Data listing:
start

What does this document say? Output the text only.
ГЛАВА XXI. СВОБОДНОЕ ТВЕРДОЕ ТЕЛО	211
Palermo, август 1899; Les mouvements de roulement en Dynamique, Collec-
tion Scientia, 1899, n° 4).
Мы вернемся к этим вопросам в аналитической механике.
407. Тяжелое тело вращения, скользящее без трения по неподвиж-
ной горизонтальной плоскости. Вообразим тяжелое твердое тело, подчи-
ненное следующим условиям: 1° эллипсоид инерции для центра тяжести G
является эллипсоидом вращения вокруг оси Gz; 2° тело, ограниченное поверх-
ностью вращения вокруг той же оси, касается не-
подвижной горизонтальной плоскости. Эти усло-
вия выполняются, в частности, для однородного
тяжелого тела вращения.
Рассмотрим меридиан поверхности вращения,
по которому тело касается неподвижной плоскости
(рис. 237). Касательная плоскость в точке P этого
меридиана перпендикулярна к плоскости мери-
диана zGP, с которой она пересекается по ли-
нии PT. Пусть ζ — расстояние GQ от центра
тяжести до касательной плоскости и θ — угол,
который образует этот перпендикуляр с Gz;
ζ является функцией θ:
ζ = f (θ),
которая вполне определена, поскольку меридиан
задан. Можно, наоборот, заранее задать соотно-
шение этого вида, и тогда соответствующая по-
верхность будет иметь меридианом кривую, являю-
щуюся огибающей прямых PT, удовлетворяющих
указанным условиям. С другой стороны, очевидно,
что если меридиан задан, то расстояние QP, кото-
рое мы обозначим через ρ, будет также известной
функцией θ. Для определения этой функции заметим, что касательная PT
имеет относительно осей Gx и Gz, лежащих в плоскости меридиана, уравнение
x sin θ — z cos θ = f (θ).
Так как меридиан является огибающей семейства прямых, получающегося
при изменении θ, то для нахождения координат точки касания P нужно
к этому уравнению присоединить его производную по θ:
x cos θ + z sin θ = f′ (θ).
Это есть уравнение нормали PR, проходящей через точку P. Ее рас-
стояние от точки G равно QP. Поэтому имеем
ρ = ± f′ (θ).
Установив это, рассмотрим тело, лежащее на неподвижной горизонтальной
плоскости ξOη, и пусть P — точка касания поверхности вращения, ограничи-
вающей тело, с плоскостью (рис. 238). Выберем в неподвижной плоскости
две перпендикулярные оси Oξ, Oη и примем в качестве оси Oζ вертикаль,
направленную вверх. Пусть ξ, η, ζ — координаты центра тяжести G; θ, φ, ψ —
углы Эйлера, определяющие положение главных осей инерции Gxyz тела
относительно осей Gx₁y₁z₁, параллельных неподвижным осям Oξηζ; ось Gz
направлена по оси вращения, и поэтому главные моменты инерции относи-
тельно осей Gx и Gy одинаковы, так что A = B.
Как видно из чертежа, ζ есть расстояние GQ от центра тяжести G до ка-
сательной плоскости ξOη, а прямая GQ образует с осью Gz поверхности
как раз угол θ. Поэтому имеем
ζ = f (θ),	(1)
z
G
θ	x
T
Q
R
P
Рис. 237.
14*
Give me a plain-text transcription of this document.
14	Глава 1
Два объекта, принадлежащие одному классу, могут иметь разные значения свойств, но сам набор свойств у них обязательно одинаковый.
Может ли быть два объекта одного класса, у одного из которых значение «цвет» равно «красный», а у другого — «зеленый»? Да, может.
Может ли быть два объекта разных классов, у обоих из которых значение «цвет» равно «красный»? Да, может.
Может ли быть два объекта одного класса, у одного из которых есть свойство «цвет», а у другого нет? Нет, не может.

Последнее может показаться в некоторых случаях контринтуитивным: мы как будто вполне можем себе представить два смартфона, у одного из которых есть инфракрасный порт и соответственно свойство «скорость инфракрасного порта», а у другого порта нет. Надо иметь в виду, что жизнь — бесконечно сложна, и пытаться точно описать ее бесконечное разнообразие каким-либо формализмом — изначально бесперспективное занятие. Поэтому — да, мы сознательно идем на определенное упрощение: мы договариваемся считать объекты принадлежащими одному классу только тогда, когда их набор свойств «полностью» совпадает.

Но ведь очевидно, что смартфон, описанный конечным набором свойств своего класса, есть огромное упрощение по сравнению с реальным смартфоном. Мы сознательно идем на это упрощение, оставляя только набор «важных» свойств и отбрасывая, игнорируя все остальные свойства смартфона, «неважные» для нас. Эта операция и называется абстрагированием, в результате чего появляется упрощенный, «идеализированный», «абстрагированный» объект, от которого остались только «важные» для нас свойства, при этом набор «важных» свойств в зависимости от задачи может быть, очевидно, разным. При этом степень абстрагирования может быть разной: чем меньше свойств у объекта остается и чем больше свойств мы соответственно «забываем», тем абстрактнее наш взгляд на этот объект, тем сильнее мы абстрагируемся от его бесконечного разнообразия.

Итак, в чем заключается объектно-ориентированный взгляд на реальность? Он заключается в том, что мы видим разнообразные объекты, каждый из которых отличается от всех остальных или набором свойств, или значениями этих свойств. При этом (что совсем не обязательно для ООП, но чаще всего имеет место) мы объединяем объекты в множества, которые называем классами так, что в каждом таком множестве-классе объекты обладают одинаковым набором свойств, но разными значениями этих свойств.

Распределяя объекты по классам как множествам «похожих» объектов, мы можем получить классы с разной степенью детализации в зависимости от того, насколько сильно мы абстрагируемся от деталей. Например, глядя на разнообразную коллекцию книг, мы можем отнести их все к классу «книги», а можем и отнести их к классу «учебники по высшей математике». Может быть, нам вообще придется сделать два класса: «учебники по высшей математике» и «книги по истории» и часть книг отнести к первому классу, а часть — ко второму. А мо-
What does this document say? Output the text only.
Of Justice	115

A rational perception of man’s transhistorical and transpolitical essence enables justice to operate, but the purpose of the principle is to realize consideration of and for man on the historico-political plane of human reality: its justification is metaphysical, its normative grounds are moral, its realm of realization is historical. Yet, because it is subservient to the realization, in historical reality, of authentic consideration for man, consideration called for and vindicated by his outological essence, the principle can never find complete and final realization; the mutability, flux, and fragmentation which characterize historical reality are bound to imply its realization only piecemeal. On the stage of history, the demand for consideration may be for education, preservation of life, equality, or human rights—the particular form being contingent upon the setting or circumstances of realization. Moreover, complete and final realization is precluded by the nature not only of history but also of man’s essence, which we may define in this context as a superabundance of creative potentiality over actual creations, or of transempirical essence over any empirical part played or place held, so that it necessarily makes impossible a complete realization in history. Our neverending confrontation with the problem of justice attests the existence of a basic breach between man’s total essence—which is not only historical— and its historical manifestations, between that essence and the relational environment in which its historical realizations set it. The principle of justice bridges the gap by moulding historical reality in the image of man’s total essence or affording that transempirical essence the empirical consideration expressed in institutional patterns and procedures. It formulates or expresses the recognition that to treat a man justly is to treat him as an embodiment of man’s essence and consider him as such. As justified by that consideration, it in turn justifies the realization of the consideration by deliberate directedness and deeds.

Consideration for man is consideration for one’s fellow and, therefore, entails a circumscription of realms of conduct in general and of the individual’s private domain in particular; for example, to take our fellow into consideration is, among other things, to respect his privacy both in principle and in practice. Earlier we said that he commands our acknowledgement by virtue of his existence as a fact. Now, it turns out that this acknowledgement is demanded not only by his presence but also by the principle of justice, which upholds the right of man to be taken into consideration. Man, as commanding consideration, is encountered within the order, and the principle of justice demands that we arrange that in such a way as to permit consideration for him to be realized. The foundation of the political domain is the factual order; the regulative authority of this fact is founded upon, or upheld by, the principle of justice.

end

Search the entries for "функцией" and copy out each line that has it.

The result:
ζ является функцией θ:
функцией θ. Для определения этой функции заметим, что касательная PT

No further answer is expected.